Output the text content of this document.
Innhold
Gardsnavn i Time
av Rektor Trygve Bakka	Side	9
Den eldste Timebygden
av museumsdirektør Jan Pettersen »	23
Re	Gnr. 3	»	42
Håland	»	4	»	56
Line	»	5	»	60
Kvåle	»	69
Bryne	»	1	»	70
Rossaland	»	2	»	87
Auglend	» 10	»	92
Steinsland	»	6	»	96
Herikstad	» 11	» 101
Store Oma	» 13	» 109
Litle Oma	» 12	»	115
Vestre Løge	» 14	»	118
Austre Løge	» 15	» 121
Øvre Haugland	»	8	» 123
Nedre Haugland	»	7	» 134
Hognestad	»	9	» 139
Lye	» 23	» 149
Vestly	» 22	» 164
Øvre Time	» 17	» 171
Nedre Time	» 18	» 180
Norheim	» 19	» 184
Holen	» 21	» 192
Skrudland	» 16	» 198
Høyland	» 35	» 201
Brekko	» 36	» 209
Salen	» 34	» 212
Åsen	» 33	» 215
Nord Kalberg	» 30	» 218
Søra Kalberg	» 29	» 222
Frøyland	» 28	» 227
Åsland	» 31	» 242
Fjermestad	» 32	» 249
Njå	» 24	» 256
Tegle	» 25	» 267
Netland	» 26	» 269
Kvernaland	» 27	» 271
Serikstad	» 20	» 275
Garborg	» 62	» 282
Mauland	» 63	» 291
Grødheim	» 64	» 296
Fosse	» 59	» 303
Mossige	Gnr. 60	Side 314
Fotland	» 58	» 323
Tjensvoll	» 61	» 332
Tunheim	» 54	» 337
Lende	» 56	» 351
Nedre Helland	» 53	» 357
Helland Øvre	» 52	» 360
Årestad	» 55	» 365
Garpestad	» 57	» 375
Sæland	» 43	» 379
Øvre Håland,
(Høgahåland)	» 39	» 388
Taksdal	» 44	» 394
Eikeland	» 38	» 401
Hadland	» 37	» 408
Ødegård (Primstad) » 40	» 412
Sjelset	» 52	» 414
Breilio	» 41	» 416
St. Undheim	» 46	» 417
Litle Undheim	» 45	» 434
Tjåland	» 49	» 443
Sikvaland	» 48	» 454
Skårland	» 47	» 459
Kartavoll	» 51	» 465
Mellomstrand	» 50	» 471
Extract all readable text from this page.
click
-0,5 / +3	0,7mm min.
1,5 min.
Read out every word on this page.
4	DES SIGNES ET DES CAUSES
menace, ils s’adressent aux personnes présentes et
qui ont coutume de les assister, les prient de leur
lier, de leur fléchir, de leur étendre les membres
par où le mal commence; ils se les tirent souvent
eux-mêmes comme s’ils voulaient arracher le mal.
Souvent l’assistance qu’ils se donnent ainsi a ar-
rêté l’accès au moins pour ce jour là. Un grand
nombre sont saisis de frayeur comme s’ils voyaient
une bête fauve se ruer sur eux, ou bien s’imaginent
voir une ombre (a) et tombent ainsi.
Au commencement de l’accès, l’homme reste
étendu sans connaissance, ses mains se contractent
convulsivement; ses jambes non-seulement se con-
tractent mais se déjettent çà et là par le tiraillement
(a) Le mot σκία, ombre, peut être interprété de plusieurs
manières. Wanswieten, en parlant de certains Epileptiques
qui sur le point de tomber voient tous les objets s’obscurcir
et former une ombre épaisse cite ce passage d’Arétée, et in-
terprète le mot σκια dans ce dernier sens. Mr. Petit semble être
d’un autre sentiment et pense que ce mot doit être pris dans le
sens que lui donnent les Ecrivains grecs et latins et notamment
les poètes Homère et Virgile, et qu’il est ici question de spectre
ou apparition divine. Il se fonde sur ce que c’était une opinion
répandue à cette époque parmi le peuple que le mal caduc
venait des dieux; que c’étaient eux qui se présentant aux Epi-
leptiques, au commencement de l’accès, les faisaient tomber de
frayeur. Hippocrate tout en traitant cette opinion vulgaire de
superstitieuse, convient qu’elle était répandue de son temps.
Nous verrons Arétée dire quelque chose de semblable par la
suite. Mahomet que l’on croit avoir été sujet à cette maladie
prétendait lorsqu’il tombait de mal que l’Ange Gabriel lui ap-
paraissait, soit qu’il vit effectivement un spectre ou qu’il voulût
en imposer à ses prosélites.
=====
Written exercise — Scan the records above for the string "Side", then select every line that holds it.

Finished task —
av Rektor Trygve Bakka	Side	9
Mossige	Gnr. 60	Side 314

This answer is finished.